**WHAT THE TASK REQUIRES:** In the entries below, count each line holding the word "straty". Answer with the total alone.
* START SUPPLIED INFORMATION *
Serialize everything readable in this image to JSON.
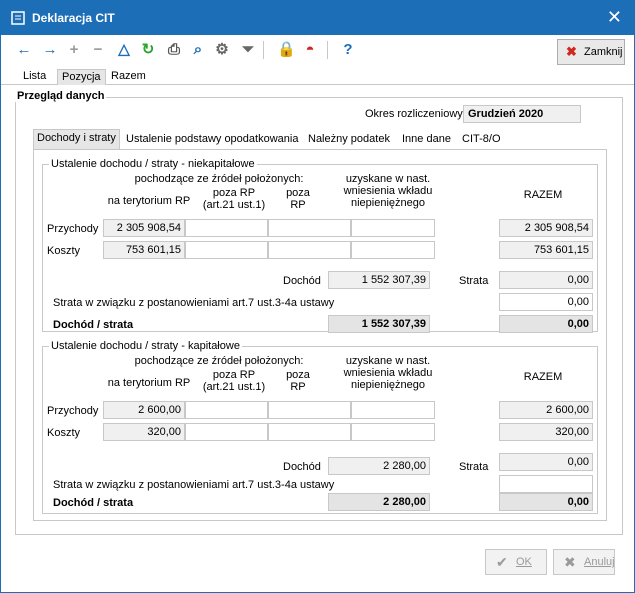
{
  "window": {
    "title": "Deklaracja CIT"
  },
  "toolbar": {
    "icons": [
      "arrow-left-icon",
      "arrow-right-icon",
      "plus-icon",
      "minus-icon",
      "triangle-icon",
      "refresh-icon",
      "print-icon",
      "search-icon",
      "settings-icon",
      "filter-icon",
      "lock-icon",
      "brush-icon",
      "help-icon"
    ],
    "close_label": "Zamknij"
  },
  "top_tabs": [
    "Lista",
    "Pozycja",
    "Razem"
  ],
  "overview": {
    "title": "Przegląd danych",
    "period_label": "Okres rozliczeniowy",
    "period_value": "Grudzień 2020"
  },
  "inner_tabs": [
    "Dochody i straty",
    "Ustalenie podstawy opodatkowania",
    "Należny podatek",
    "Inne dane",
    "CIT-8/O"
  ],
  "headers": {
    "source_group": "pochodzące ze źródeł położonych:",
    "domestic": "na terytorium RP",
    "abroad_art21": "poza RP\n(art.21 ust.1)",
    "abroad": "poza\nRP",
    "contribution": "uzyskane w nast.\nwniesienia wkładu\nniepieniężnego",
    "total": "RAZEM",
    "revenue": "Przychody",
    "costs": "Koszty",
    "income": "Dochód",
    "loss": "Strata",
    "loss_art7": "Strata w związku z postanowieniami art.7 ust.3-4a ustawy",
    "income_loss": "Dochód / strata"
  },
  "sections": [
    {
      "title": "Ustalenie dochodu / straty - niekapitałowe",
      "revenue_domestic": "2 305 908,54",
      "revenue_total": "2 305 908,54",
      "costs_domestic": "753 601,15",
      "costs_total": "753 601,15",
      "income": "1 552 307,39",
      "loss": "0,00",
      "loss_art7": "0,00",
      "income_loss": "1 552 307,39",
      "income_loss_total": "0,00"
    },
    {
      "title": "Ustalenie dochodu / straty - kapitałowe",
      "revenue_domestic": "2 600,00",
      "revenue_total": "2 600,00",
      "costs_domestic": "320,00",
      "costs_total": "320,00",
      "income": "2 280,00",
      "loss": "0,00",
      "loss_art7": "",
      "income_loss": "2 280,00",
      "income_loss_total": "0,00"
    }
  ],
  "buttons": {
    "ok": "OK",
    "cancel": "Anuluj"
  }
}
* END SUPPLIED INFORMATION *
* START SUPPLIED INFORMATION *
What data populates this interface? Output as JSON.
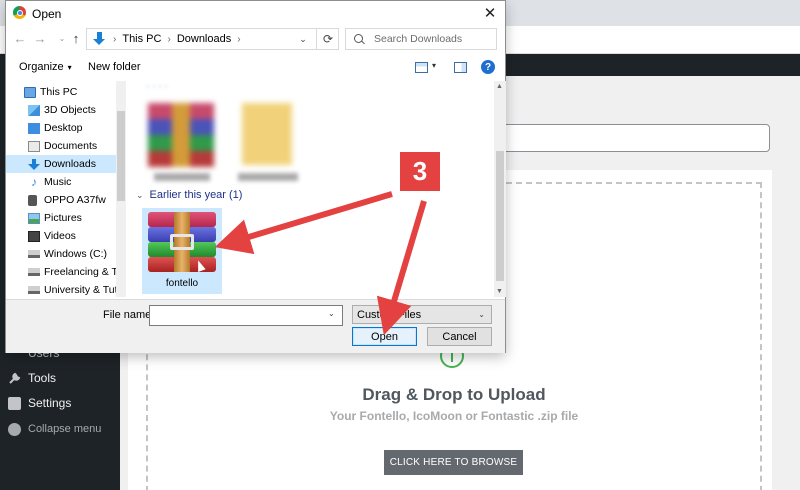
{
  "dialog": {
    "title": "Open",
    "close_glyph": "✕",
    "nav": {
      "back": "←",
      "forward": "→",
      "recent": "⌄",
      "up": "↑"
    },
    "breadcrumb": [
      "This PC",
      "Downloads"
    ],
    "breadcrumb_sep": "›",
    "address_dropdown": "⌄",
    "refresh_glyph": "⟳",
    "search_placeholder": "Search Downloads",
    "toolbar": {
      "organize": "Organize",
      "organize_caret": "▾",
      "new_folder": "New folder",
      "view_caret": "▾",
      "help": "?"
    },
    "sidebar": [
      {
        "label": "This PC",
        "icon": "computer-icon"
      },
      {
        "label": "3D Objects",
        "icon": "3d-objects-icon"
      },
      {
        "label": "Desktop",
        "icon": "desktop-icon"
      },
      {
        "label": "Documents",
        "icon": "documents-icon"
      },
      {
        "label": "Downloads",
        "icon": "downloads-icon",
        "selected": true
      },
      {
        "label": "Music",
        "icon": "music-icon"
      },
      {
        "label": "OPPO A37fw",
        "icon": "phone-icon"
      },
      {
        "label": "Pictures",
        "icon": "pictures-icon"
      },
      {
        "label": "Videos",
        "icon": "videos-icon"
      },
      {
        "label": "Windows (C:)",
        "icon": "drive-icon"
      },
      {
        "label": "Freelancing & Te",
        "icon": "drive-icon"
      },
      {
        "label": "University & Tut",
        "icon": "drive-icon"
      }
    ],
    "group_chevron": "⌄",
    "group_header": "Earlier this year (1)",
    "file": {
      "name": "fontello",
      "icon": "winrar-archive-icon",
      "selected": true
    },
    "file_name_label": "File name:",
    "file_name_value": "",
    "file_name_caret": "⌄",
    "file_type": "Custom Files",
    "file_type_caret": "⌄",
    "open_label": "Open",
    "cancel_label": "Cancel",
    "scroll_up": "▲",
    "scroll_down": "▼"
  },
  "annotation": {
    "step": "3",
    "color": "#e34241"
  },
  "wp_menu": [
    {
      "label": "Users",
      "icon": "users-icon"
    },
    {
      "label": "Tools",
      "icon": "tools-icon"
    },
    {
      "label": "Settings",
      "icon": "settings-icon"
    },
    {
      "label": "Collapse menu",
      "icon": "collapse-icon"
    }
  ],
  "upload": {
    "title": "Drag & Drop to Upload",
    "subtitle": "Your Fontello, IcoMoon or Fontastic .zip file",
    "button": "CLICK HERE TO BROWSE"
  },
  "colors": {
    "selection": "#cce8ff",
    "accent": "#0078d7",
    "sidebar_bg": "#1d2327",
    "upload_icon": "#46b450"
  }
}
* END SUPPLIED INFORMATION *
**EXERCISE OUTPUT:** 3